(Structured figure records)
---*---
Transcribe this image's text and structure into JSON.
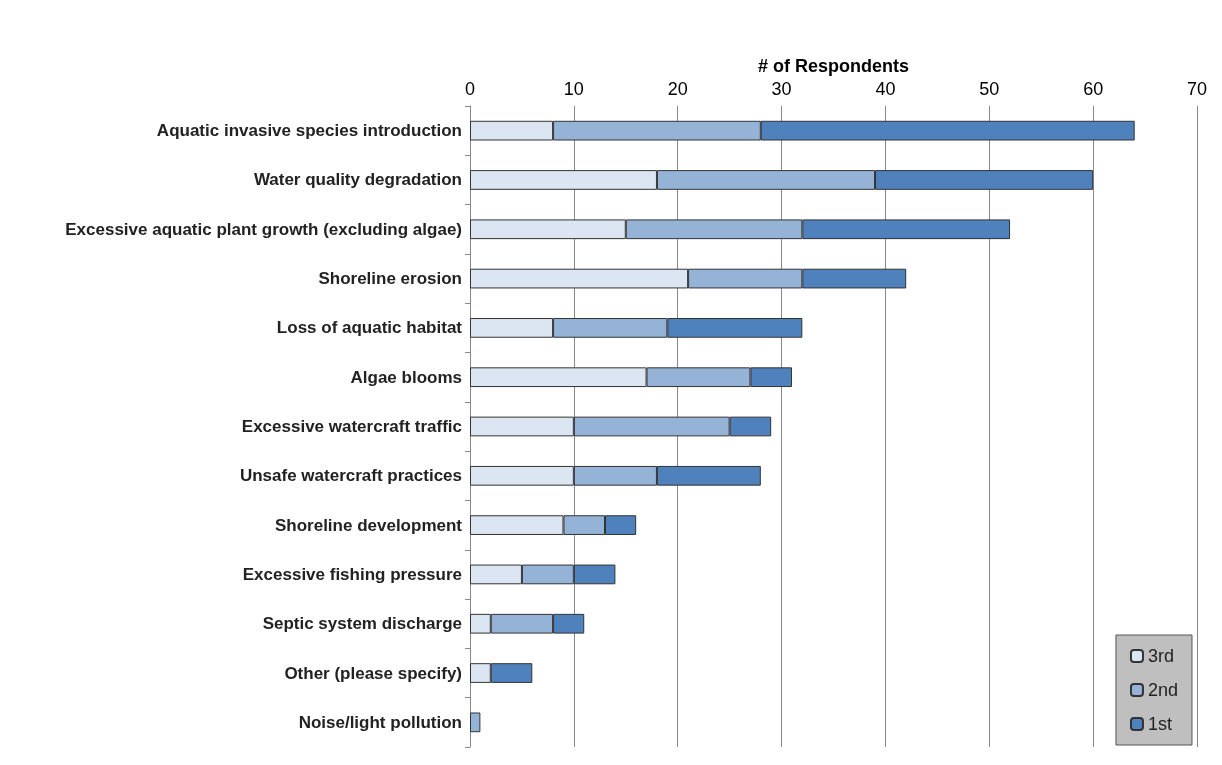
{
  "chart_data": {
    "type": "bar",
    "orientation": "horizontal",
    "stacked": true,
    "xlabel": "# of Respondents",
    "categories": [
      "Aquatic invasive species introduction",
      "Water quality degradation",
      "Excessive aquatic plant growth (excluding algae)",
      "Shoreline erosion",
      "Loss of aquatic habitat",
      "Algae blooms",
      "Excessive watercraft traffic",
      "Unsafe watercraft practices",
      "Shoreline development",
      "Excessive fishing pressure",
      "Septic system discharge",
      "Other (please specify)",
      "Noise/light pollution"
    ],
    "series": [
      {
        "name": "3rd",
        "color": "#dce6f2",
        "values": [
          8,
          18,
          15,
          21,
          8,
          17,
          10,
          10,
          9,
          5,
          2,
          2,
          0
        ]
      },
      {
        "name": "2nd",
        "color": "#95b3d7",
        "values": [
          20,
          21,
          17,
          11,
          11,
          10,
          15,
          8,
          4,
          5,
          6,
          0,
          1
        ]
      },
      {
        "name": "1st",
        "color": "#4f81bd",
        "values": [
          36,
          21,
          20,
          10,
          13,
          4,
          4,
          10,
          3,
          4,
          3,
          4,
          0
        ]
      }
    ],
    "xlim": [
      0,
      70
    ],
    "xticks": [
      0,
      10,
      20,
      30,
      40,
      50,
      60,
      70
    ],
    "grid": "x",
    "legend": "bottom right"
  }
}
---*---
Your task is to repeat the material above exactly, without its pictures.

- [Written response]
Transcribe this image's text and structure into JSON.
{
  "chart_data": {
    "type": "bar",
    "orientation": "horizontal",
    "stacked": true,
    "xlabel": "# of Respondents",
    "categories": [
      "Aquatic invasive species introduction",
      "Water quality degradation",
      "Excessive aquatic plant growth (excluding algae)",
      "Shoreline erosion",
      "Loss of aquatic habitat",
      "Algae blooms",
      "Excessive watercraft traffic",
      "Unsafe watercraft practices",
      "Shoreline development",
      "Excessive fishing pressure",
      "Septic system discharge",
      "Other (please specify)",
      "Noise/light pollution"
    ],
    "series": [
      {
        "name": "3rd",
        "color": "#dce6f2",
        "values": [
          8,
          18,
          15,
          21,
          8,
          17,
          10,
          10,
          9,
          5,
          2,
          2,
          0
        ]
      },
      {
        "name": "2nd",
        "color": "#95b3d7",
        "values": [
          20,
          21,
          17,
          11,
          11,
          10,
          15,
          8,
          4,
          5,
          6,
          0,
          1
        ]
      },
      {
        "name": "1st",
        "color": "#4f81bd",
        "values": [
          36,
          21,
          20,
          10,
          13,
          4,
          4,
          10,
          3,
          4,
          3,
          4,
          0
        ]
      }
    ],
    "xlim": [
      0,
      70
    ],
    "xticks": [
      0,
      10,
      20,
      30,
      40,
      50,
      60,
      70
    ],
    "grid": "x",
    "legend": "bottom right"
  }
}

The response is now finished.